┌─ SOURCE DATA

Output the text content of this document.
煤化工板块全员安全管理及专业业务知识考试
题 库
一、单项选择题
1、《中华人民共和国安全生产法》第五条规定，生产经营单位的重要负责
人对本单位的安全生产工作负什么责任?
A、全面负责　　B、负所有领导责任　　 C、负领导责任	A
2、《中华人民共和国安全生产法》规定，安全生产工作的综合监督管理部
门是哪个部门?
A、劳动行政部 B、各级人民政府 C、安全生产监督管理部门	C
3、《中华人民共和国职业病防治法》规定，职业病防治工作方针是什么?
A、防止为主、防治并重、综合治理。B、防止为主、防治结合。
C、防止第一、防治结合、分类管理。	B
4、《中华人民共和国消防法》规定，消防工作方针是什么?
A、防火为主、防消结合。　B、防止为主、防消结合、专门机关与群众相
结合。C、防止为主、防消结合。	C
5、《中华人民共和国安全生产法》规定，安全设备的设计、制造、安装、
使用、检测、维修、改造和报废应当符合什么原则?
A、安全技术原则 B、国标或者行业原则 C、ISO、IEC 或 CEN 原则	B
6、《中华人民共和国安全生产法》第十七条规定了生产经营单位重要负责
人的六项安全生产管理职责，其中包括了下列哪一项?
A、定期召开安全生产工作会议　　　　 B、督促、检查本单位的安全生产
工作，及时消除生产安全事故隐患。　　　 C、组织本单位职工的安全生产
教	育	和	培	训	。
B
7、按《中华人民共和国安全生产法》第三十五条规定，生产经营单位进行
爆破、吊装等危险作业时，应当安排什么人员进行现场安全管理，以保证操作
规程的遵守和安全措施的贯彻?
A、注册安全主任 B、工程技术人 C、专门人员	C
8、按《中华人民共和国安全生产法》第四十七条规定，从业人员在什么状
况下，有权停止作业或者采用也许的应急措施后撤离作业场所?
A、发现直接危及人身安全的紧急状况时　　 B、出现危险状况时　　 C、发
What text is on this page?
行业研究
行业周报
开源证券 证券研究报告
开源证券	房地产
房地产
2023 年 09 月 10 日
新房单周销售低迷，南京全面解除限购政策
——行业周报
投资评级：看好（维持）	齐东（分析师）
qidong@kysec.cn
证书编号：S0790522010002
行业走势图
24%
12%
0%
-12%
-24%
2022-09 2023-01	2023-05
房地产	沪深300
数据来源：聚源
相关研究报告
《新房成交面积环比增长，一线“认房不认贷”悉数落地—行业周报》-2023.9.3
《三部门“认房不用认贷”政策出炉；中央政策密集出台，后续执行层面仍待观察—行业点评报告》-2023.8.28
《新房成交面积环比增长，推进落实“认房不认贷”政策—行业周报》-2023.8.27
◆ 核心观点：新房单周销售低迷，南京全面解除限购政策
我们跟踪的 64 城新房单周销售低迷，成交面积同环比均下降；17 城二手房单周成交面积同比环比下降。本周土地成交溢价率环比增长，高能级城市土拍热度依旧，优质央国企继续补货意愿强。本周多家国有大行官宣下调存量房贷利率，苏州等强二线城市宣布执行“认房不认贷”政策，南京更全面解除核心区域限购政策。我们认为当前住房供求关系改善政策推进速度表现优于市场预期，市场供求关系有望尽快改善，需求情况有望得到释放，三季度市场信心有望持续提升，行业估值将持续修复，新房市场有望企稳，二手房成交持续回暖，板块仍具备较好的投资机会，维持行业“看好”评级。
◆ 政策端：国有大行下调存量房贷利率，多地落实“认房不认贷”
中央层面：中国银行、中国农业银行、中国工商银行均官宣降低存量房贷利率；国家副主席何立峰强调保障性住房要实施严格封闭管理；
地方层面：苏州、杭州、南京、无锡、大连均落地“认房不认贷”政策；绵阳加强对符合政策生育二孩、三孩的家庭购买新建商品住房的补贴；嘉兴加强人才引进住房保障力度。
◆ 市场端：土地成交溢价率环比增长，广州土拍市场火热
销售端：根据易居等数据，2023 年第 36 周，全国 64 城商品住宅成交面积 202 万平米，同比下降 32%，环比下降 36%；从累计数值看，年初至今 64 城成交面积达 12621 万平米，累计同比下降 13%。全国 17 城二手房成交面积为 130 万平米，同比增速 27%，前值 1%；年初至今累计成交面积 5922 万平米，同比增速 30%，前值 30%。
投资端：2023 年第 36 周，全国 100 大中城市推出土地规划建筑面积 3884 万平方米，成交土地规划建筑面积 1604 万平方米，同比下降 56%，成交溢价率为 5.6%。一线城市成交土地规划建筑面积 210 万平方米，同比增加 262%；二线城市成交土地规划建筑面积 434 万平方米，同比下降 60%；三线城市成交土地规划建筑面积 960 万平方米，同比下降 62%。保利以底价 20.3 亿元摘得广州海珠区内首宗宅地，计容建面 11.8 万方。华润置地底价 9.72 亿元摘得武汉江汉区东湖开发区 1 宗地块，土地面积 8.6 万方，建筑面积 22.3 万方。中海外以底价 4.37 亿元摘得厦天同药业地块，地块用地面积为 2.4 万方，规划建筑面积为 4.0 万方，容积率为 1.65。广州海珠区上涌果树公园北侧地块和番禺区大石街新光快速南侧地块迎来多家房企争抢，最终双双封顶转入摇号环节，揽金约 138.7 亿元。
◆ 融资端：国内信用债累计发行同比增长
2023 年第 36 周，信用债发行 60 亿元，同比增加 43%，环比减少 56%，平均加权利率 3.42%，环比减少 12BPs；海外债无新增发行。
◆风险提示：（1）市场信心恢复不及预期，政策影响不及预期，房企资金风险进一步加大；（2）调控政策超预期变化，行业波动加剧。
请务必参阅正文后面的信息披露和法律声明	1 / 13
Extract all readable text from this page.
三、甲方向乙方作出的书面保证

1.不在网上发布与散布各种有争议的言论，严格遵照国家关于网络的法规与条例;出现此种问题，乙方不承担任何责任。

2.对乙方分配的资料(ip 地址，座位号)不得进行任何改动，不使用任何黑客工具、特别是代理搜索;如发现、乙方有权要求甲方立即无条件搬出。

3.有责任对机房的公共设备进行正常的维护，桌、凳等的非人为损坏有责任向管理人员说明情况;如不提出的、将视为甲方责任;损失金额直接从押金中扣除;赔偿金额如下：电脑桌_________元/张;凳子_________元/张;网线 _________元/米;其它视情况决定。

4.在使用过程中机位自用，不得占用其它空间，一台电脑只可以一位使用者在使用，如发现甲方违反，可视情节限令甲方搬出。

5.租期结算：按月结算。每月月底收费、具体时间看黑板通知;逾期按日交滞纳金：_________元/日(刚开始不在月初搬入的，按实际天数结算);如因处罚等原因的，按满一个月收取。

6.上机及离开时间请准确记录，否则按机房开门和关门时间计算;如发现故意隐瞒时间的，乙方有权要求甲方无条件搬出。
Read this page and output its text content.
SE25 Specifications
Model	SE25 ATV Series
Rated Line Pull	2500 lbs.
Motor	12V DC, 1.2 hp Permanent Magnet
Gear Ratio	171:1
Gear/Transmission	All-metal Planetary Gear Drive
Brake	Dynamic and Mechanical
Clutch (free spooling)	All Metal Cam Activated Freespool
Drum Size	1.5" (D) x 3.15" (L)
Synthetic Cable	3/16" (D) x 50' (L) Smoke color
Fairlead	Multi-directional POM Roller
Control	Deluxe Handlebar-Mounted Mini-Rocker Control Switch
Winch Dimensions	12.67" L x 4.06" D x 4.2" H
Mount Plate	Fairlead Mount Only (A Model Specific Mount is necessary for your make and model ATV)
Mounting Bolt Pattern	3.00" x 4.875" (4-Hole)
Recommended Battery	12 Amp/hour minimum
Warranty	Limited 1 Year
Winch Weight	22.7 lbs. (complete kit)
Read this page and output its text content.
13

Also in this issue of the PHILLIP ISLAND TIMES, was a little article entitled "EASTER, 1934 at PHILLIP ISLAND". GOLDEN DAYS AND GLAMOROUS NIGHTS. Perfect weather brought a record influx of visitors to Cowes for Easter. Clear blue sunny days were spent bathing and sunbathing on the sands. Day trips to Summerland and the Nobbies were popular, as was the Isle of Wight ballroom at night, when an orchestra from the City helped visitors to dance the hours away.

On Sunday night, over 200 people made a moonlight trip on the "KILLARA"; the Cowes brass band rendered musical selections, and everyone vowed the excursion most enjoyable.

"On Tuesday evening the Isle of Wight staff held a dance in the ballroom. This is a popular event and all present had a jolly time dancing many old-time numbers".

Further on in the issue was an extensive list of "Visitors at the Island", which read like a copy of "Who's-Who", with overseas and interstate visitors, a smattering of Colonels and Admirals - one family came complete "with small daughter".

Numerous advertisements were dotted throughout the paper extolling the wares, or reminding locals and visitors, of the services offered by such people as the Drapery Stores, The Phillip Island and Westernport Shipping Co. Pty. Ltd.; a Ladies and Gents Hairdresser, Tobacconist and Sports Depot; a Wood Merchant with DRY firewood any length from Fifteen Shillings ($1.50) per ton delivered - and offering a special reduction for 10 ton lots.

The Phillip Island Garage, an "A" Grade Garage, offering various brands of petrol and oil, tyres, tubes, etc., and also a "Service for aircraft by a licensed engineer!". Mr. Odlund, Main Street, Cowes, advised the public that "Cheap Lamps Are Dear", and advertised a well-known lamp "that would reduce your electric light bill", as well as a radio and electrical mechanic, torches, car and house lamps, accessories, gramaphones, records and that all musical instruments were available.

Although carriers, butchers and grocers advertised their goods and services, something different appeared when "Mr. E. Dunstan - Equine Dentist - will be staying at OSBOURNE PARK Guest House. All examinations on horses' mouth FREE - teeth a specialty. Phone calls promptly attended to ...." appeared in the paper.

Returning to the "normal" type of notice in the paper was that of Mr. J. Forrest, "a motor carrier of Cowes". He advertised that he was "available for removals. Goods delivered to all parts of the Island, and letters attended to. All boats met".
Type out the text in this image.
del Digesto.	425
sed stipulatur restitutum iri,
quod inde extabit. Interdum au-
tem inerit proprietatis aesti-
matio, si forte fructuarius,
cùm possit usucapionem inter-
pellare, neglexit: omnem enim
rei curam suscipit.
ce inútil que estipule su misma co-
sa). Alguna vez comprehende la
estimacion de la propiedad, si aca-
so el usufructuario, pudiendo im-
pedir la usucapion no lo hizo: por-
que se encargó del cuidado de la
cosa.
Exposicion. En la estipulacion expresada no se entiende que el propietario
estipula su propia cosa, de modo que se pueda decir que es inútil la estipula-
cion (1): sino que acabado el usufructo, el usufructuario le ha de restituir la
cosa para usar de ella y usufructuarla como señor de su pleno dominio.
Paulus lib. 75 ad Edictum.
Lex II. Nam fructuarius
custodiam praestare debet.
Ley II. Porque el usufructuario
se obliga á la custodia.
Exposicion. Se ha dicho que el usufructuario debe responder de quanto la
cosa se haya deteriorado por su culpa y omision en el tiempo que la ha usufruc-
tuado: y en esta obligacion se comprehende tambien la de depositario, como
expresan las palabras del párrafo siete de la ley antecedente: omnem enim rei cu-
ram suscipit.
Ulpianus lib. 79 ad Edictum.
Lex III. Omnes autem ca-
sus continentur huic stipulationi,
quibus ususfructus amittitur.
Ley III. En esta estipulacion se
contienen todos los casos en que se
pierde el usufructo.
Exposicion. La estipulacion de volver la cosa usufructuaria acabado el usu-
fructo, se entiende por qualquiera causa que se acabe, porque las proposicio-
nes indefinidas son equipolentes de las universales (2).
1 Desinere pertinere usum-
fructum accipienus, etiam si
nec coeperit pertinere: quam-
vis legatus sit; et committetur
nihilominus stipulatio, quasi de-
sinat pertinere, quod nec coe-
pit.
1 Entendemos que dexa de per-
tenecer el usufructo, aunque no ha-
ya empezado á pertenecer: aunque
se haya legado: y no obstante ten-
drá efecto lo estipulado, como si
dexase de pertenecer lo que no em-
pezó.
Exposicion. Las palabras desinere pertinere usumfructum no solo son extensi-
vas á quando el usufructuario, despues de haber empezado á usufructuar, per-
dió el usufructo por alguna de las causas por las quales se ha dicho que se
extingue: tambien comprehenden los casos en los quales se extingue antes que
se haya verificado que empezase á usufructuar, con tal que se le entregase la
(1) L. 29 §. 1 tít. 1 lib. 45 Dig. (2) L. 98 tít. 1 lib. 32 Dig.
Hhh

└─

- _EXERCISE_: Sift the material for lines with the string "usufructo". Copy each one found.

- _WORKED ANSWER_:
cion (1): sino que acabado el usufructo, el usufructuario le ha de restituir la
pierde el usufructo.
tenecer el usufructo, aunque no ha-
dió el usufructo por alguna de las causas por las quales se ha dicho que se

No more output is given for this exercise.